- [WHAT TO PRODUCE]:
No images are to be carried over; print all other material exactly as it stands.

- [MATERIAL PROVIDED]:
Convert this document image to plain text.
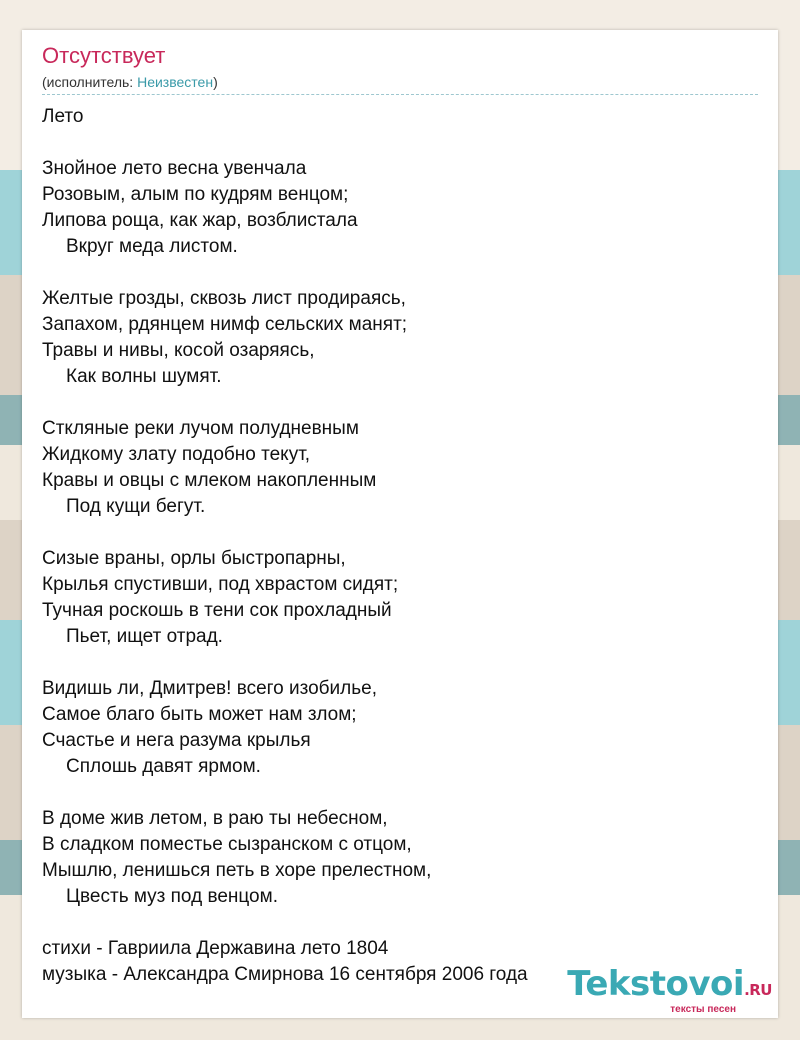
Отсутствует
(исполнитель: Неизвестен)
Лето
Знойное лето весна увенчала
Розовым, алым по кудрям венцом;
Липова роща, как жар, возблистала
Вкруг меда листом.
Желтые грозды, сквозь лист продираясь,
Запахом, рдянцем нимф сельских манят;
Травы и нивы, косой озаряясь,
Как волны шумят.
Сткляные реки лучом полудневным
Жидкому злату подобно текут,
Кравы и овцы с млеком накопленным
Под кущи бегут.
Сизые враны, орлы быстропарны,
Крылья спустивши, под хврастом сидят;
Тучная роскошь в тени сок прохладный
Пьет, ищет отрад.
Видишь ли, Дмитрев! всего изобилье,
Самое благо быть может нам злом;
Счастье и нега разума крылья
Сплошь давят ярмом.
В доме жив летом, в раю ты небесном,
В сладком поместье сызранском с отцом,
Мышлю, ленишься петь в хоре прелестном,
Цвесть муз под венцом.
стихи - Гавриила Державина лето 1804
музыка - Александра Смирнова 16 сентября 2006 года	Tekstovoi.RU
тексты песен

- [SOLUTION TO THIS PROBLEM]:
Convert this document image to plain text.
Отсутствует
(исполнитель: Неизвестен)
Лето
Знойное лето весна увенчала
Розовым, алым по кудрям венцом;
Липова роща, как жар, возблистала
Вкруг меда листом.
Желтые грозды, сквозь лист продираясь,
Запахом, рдянцем нимф сельских манят;
Травы и нивы, косой озаряясь,
Как волны шумят.
Сткляные реки лучом полудневным
Жидкому злату подобно текут,
Кравы и овцы с млеком накопленным
Под кущи бегут.
Сизые враны, орлы быстропарны,
Крылья спустивши, под хврастом сидят;
Тучная роскошь в тени сок прохладный
Пьет, ищет отрад.
Видишь ли, Дмитрев! всего изобилье,
Самое благо быть может нам злом;
Счастье и нега разума крылья
Сплошь давят ярмом.
В доме жив летом, в раю ты небесном,
В сладком поместье сызранском с отцом,
Мышлю, ленишься петь в хоре прелестном,
Цвесть муз под венцом.
стихи - Гавриила Державина лето 1804
музыка - Александра Смирнова 16 сентября 2006 года	Tekstovoi.RU
тексты песен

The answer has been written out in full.